Exercise ▸ All entries must be repeated exactly; do not include the pictures.
[Data for the task start]
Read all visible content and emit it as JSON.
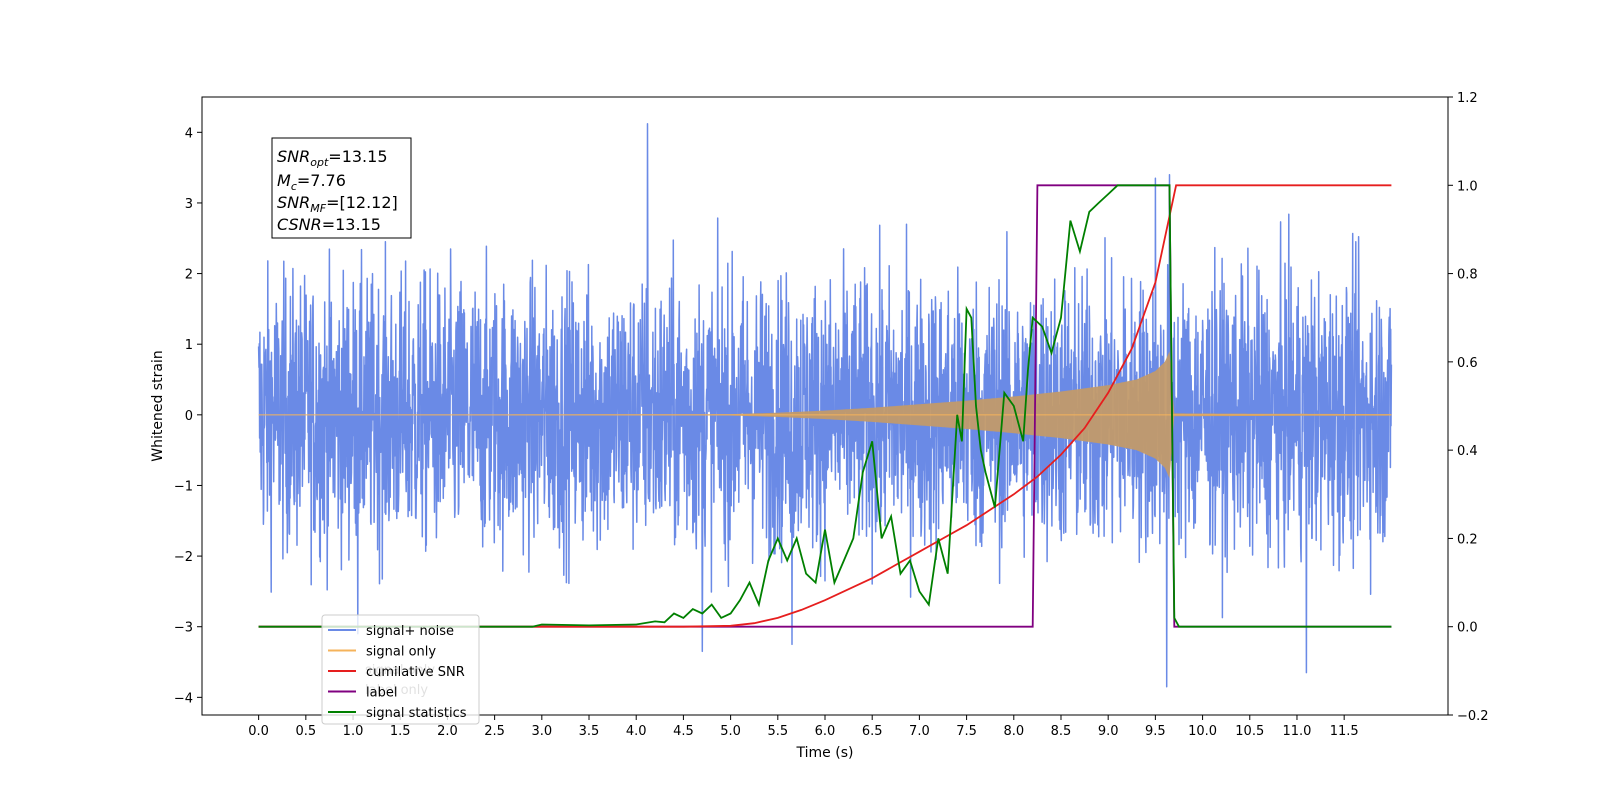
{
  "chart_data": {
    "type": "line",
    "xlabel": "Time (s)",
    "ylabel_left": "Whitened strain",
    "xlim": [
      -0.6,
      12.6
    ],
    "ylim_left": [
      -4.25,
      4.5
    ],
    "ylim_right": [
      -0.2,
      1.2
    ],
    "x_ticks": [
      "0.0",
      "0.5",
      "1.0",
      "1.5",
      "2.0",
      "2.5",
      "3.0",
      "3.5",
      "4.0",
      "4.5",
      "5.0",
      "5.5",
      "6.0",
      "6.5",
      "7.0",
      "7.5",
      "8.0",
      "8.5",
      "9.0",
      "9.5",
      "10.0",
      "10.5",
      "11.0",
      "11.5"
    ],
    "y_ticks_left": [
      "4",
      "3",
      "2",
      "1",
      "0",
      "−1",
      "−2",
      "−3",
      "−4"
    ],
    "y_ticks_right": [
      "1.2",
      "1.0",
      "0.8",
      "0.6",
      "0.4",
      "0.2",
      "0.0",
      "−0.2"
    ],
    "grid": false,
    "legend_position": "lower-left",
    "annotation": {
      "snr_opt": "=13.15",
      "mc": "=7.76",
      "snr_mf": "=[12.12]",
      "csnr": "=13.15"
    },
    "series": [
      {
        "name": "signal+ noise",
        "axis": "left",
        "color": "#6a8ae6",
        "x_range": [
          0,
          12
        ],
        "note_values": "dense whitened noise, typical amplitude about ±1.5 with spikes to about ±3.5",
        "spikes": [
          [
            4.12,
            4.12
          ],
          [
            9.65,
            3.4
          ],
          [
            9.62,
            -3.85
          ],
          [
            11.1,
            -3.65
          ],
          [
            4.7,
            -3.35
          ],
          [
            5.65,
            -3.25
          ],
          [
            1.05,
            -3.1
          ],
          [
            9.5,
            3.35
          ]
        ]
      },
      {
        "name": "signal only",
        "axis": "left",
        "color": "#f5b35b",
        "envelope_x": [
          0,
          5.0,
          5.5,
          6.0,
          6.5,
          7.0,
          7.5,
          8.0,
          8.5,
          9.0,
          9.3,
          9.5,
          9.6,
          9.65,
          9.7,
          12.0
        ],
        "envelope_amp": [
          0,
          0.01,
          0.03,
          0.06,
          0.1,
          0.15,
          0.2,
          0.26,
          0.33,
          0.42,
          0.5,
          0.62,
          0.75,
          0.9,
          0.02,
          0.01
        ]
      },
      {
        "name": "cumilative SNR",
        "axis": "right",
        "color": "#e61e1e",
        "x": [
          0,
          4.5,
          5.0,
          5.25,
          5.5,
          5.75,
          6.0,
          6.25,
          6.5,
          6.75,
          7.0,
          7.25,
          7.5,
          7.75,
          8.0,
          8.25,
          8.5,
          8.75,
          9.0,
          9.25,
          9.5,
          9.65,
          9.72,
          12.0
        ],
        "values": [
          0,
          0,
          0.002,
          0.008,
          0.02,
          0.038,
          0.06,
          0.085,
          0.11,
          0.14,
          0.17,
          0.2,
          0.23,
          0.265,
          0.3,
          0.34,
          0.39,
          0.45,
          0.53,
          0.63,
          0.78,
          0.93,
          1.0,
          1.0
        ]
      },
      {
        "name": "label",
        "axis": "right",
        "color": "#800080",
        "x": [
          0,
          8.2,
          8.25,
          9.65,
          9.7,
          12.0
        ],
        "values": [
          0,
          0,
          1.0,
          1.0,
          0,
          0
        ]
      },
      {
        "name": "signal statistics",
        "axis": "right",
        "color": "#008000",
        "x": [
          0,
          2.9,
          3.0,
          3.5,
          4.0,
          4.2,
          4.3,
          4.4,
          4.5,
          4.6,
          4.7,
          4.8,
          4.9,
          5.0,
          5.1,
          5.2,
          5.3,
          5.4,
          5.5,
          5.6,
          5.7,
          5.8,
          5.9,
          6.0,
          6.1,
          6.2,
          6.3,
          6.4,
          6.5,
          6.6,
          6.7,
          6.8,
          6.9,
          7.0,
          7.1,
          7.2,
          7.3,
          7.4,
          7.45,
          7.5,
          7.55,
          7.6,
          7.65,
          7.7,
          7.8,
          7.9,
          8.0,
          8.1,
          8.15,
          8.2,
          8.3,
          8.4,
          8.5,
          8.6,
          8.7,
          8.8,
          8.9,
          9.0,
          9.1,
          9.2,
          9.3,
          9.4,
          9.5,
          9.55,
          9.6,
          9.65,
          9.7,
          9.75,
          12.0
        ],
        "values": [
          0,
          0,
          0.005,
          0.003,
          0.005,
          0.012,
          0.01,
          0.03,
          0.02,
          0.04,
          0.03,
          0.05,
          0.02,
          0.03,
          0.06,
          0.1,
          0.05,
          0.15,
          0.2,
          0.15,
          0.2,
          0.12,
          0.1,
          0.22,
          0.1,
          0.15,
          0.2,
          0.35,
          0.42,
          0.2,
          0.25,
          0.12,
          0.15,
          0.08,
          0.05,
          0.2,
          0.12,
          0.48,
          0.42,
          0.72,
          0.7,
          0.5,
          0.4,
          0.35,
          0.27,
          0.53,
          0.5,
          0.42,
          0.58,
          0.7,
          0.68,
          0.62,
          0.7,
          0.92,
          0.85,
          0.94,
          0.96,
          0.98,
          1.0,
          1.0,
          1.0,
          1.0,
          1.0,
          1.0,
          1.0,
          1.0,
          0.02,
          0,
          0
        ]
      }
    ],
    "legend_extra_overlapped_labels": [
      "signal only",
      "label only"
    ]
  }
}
[Data for the task end]
Reply ▸
Read all visible content and emit it as JSON.
{
  "chart_data": {
    "type": "line",
    "xlabel": "Time (s)",
    "ylabel_left": "Whitened strain",
    "xlim": [
      -0.6,
      12.6
    ],
    "ylim_left": [
      -4.25,
      4.5
    ],
    "ylim_right": [
      -0.2,
      1.2
    ],
    "x_ticks": [
      "0.0",
      "0.5",
      "1.0",
      "1.5",
      "2.0",
      "2.5",
      "3.0",
      "3.5",
      "4.0",
      "4.5",
      "5.0",
      "5.5",
      "6.0",
      "6.5",
      "7.0",
      "7.5",
      "8.0",
      "8.5",
      "9.0",
      "9.5",
      "10.0",
      "10.5",
      "11.0",
      "11.5"
    ],
    "y_ticks_left": [
      "4",
      "3",
      "2",
      "1",
      "0",
      "−1",
      "−2",
      "−3",
      "−4"
    ],
    "y_ticks_right": [
      "1.2",
      "1.0",
      "0.8",
      "0.6",
      "0.4",
      "0.2",
      "0.0",
      "−0.2"
    ],
    "grid": false,
    "legend_position": "lower-left",
    "annotation": {
      "snr_opt": "=13.15",
      "mc": "=7.76",
      "snr_mf": "=[12.12]",
      "csnr": "=13.15"
    },
    "series": [
      {
        "name": "signal+ noise",
        "axis": "left",
        "color": "#6a8ae6",
        "x_range": [
          0,
          12
        ],
        "note_values": "dense whitened noise, typical amplitude about ±1.5 with spikes to about ±3.5",
        "spikes": [
          [
            4.12,
            4.12
          ],
          [
            9.65,
            3.4
          ],
          [
            9.62,
            -3.85
          ],
          [
            11.1,
            -3.65
          ],
          [
            4.7,
            -3.35
          ],
          [
            5.65,
            -3.25
          ],
          [
            1.05,
            -3.1
          ],
          [
            9.5,
            3.35
          ]
        ]
      },
      {
        "name": "signal only",
        "axis": "left",
        "color": "#f5b35b",
        "envelope_x": [
          0,
          5.0,
          5.5,
          6.0,
          6.5,
          7.0,
          7.5,
          8.0,
          8.5,
          9.0,
          9.3,
          9.5,
          9.6,
          9.65,
          9.7,
          12.0
        ],
        "envelope_amp": [
          0,
          0.01,
          0.03,
          0.06,
          0.1,
          0.15,
          0.2,
          0.26,
          0.33,
          0.42,
          0.5,
          0.62,
          0.75,
          0.9,
          0.02,
          0.01
        ]
      },
      {
        "name": "cumilative SNR",
        "axis": "right",
        "color": "#e61e1e",
        "x": [
          0,
          4.5,
          5.0,
          5.25,
          5.5,
          5.75,
          6.0,
          6.25,
          6.5,
          6.75,
          7.0,
          7.25,
          7.5,
          7.75,
          8.0,
          8.25,
          8.5,
          8.75,
          9.0,
          9.25,
          9.5,
          9.65,
          9.72,
          12.0
        ],
        "values": [
          0,
          0,
          0.002,
          0.008,
          0.02,
          0.038,
          0.06,
          0.085,
          0.11,
          0.14,
          0.17,
          0.2,
          0.23,
          0.265,
          0.3,
          0.34,
          0.39,
          0.45,
          0.53,
          0.63,
          0.78,
          0.93,
          1.0,
          1.0
        ]
      },
      {
        "name": "label",
        "axis": "right",
        "color": "#800080",
        "x": [
          0,
          8.2,
          8.25,
          9.65,
          9.7,
          12.0
        ],
        "values": [
          0,
          0,
          1.0,
          1.0,
          0,
          0
        ]
      },
      {
        "name": "signal statistics",
        "axis": "right",
        "color": "#008000",
        "x": [
          0,
          2.9,
          3.0,
          3.5,
          4.0,
          4.2,
          4.3,
          4.4,
          4.5,
          4.6,
          4.7,
          4.8,
          4.9,
          5.0,
          5.1,
          5.2,
          5.3,
          5.4,
          5.5,
          5.6,
          5.7,
          5.8,
          5.9,
          6.0,
          6.1,
          6.2,
          6.3,
          6.4,
          6.5,
          6.6,
          6.7,
          6.8,
          6.9,
          7.0,
          7.1,
          7.2,
          7.3,
          7.4,
          7.45,
          7.5,
          7.55,
          7.6,
          7.65,
          7.7,
          7.8,
          7.9,
          8.0,
          8.1,
          8.15,
          8.2,
          8.3,
          8.4,
          8.5,
          8.6,
          8.7,
          8.8,
          8.9,
          9.0,
          9.1,
          9.2,
          9.3,
          9.4,
          9.5,
          9.55,
          9.6,
          9.65,
          9.7,
          9.75,
          12.0
        ],
        "values": [
          0,
          0,
          0.005,
          0.003,
          0.005,
          0.012,
          0.01,
          0.03,
          0.02,
          0.04,
          0.03,
          0.05,
          0.02,
          0.03,
          0.06,
          0.1,
          0.05,
          0.15,
          0.2,
          0.15,
          0.2,
          0.12,
          0.1,
          0.22,
          0.1,
          0.15,
          0.2,
          0.35,
          0.42,
          0.2,
          0.25,
          0.12,
          0.15,
          0.08,
          0.05,
          0.2,
          0.12,
          0.48,
          0.42,
          0.72,
          0.7,
          0.5,
          0.4,
          0.35,
          0.27,
          0.53,
          0.5,
          0.42,
          0.58,
          0.7,
          0.68,
          0.62,
          0.7,
          0.92,
          0.85,
          0.94,
          0.96,
          0.98,
          1.0,
          1.0,
          1.0,
          1.0,
          1.0,
          1.0,
          1.0,
          1.0,
          0.02,
          0,
          0
        ]
      }
    ],
    "legend_extra_overlapped_labels": [
      "signal only",
      "label only"
    ]
  }
}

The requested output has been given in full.